Tally the lines holding the word "this" and state the count by itself.
* BEGIN Data to process *
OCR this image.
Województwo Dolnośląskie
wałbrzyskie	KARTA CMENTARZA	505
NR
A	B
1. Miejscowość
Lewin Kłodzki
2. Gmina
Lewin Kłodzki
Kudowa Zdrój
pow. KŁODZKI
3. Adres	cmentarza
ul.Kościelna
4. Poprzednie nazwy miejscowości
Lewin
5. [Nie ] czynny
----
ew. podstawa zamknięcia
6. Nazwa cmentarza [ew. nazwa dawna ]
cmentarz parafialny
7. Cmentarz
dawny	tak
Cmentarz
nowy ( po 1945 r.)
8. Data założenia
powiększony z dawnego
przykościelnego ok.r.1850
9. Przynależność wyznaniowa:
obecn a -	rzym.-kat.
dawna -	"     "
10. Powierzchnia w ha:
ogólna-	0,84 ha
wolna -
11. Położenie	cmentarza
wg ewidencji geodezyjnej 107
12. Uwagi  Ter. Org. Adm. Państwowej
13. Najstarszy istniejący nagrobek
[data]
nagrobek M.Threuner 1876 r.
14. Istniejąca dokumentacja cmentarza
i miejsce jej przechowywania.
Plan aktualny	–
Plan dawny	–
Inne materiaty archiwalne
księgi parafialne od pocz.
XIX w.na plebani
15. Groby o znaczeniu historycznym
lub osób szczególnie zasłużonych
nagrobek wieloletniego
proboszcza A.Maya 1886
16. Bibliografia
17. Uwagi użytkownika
* END Data to process *
* BEGIN Data to process *
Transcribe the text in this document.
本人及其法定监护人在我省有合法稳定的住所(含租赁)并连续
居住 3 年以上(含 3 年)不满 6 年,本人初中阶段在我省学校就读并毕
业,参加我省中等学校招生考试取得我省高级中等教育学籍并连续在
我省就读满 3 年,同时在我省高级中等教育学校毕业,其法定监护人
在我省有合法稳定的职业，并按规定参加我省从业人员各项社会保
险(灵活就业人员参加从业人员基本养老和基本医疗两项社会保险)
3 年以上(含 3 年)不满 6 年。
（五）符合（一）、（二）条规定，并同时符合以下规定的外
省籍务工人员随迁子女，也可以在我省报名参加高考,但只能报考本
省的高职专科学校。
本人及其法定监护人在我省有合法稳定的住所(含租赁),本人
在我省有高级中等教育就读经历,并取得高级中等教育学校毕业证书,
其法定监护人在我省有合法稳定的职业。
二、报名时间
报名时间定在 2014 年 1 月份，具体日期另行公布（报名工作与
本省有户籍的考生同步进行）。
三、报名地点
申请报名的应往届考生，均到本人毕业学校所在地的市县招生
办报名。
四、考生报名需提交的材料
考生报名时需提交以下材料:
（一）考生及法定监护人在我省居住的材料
* END Data to process *
[Answer for the task]
2